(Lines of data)
--------------------------------
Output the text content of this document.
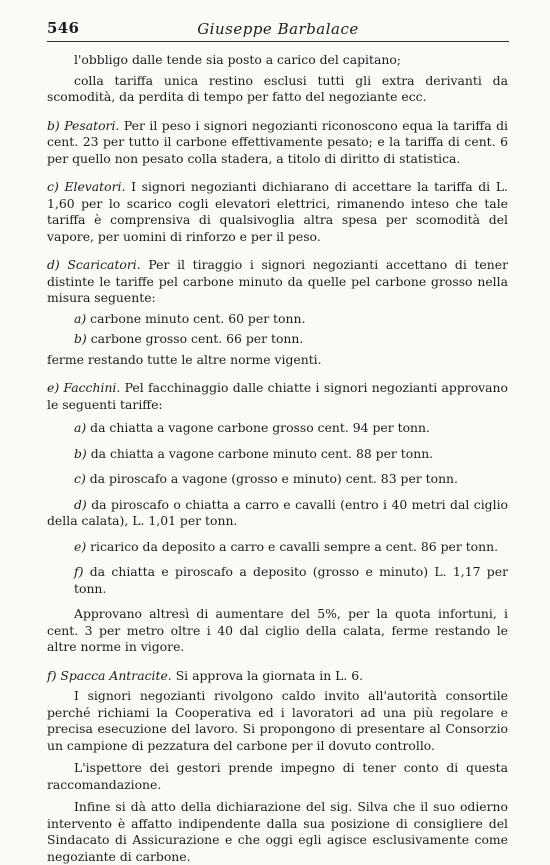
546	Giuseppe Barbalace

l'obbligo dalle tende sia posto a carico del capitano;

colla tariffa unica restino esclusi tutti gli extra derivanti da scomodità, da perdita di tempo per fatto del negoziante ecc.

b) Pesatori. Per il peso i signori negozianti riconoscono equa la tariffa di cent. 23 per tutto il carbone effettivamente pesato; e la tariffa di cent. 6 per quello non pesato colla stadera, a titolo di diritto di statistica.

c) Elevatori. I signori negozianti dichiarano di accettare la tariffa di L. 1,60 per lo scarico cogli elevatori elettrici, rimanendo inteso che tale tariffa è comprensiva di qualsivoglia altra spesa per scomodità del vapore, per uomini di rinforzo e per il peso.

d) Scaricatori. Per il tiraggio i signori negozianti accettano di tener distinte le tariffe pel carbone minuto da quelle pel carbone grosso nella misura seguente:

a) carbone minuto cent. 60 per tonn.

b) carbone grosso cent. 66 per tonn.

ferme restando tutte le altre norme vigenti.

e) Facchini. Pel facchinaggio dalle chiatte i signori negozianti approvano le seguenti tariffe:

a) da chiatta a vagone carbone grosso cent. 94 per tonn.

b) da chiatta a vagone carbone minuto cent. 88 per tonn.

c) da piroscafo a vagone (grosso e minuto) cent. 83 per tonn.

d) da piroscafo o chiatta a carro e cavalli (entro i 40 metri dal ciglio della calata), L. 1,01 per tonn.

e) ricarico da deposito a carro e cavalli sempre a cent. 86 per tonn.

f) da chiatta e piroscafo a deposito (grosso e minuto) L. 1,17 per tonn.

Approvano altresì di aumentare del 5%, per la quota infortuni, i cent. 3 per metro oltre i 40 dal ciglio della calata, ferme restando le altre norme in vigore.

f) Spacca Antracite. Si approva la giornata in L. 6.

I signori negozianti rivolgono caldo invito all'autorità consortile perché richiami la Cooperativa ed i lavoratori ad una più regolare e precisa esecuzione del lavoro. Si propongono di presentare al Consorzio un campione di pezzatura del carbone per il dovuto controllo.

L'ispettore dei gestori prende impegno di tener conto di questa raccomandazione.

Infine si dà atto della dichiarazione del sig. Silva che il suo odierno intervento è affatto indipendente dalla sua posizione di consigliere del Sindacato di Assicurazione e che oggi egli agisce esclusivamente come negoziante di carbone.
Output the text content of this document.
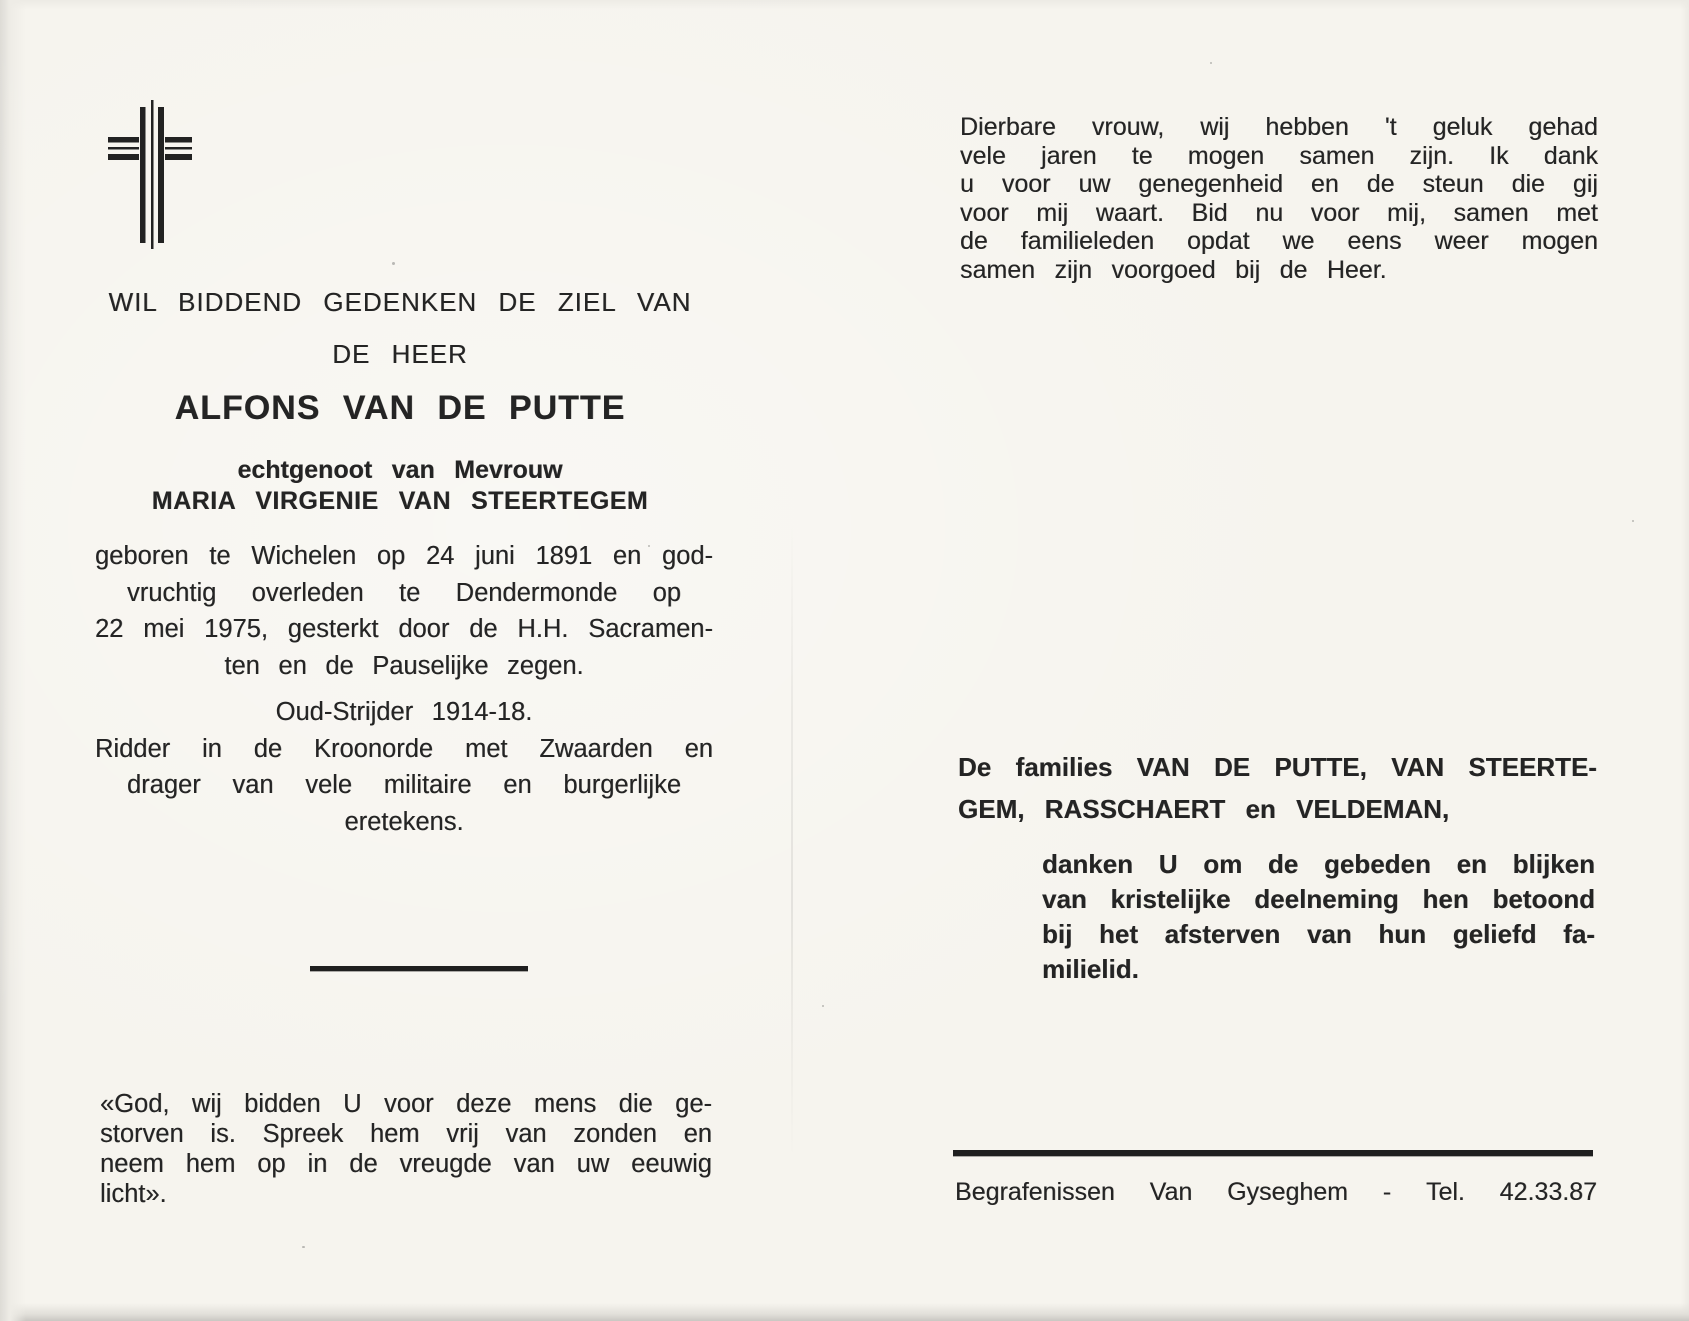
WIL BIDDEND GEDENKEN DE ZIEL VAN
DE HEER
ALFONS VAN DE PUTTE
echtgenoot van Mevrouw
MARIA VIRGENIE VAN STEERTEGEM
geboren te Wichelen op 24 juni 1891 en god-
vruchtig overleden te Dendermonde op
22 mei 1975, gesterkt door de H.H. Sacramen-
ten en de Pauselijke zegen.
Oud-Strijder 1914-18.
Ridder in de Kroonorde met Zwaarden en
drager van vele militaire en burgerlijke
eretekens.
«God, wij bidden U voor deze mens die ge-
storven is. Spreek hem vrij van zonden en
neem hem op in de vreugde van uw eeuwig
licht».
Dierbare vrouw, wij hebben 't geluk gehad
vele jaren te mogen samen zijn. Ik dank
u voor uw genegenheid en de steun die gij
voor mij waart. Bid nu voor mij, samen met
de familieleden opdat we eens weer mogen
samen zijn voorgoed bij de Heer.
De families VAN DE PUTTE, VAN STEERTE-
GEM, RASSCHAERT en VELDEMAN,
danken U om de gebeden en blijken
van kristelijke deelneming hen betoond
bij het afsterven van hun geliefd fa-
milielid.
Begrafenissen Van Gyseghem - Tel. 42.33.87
--------------------------------
_Required work_
Transcribe every entry word for word, but skip the pictures.

_Answer to this exercise_
Output the text content of this document.
546	Giuseppe Barbalace

l'obbligo dalle tende sia posto a carico del capitano;

colla tariffa unica restino esclusi tutti gli extra derivanti da scomodità, da perdita di tempo per fatto del negoziante ecc.

b) Pesatori. Per il peso i signori negozianti riconoscono equa la tariffa di cent. 23 per tutto il carbone effettivamente pesato; e la tariffa di cent. 6 per quello non pesato colla stadera, a titolo di diritto di statistica.

c) Elevatori. I signori negozianti dichiarano di accettare la tariffa di L. 1,60 per lo scarico cogli elevatori elettrici, rimanendo inteso che tale tariffa è comprensiva di qualsivoglia altra spesa per scomodità del vapore, per uomini di rinforzo e per il peso.

d) Scaricatori. Per il tiraggio i signori negozianti accettano di tener distinte le tariffe pel carbone minuto da quelle pel carbone grosso nella misura seguente:

a) carbone minuto cent. 60 per tonn.

b) carbone grosso cent. 66 per tonn.

ferme restando tutte le altre norme vigenti.

e) Facchini. Pel facchinaggio dalle chiatte i signori negozianti approvano le seguenti tariffe:

a) da chiatta a vagone carbone grosso cent. 94 per tonn.

b) da chiatta a vagone carbone minuto cent. 88 per tonn.

c) da piroscafo a vagone (grosso e minuto) cent. 83 per tonn.

d) da piroscafo o chiatta a carro e cavalli (entro i 40 metri dal ciglio della calata), L. 1,01 per tonn.

e) ricarico da deposito a carro e cavalli sempre a cent. 86 per tonn.

f) da chiatta e piroscafo a deposito (grosso e minuto) L. 1,17 per tonn.

Approvano altresì di aumentare del 5%, per la quota infortuni, i cent. 3 per metro oltre i 40 dal ciglio della calata, ferme restando le altre norme in vigore.

f) Spacca Antracite. Si approva la giornata in L. 6.

I signori negozianti rivolgono caldo invito all'autorità consortile perché richiami la Cooperativa ed i lavoratori ad una più regolare e precisa esecuzione del lavoro. Si propongono di presentare al Consorzio un campione di pezzatura del carbone per il dovuto controllo.

L'ispettore dei gestori prende impegno di tener conto di questa raccomandazione.

Infine si dà atto della dichiarazione del sig. Silva che il suo odierno intervento è affatto indipendente dalla sua posizione di consigliere del Sindacato di Assicurazione e che oggi egli agisce esclusivamente come negoziante di carbone.
Output the text content of this document.
WIL BIDDEND GEDENKEN DE ZIEL VAN
DE HEER
ALFONS VAN DE PUTTE
echtgenoot van Mevrouw
MARIA VIRGENIE VAN STEERTEGEM
geboren te Wichelen op 24 juni 1891 en god-
vruchtig overleden te Dendermonde op
22 mei 1975, gesterkt door de H.H. Sacramen-
ten en de Pauselijke zegen.
Oud-Strijder 1914-18.
Ridder in de Kroonorde met Zwaarden en
drager van vele militaire en burgerlijke
eretekens.
«God, wij bidden U voor deze mens die ge-
storven is. Spreek hem vrij van zonden en
neem hem op in de vreugde van uw eeuwig
licht».
Dierbare vrouw, wij hebben 't geluk gehad
vele jaren te mogen samen zijn. Ik dank
u voor uw genegenheid en de steun die gij
voor mij waart. Bid nu voor mij, samen met
de familieleden opdat we eens weer mogen
samen zijn voorgoed bij de Heer.
De families VAN DE PUTTE, VAN STEERTE-
GEM, RASSCHAERT en VELDEMAN,
danken U om de gebeden en blijken
van kristelijke deelneming hen betoond
bij het afsterven van hun geliefd fa-
milielid.
Begrafenissen Van Gyseghem - Tel. 42.33.87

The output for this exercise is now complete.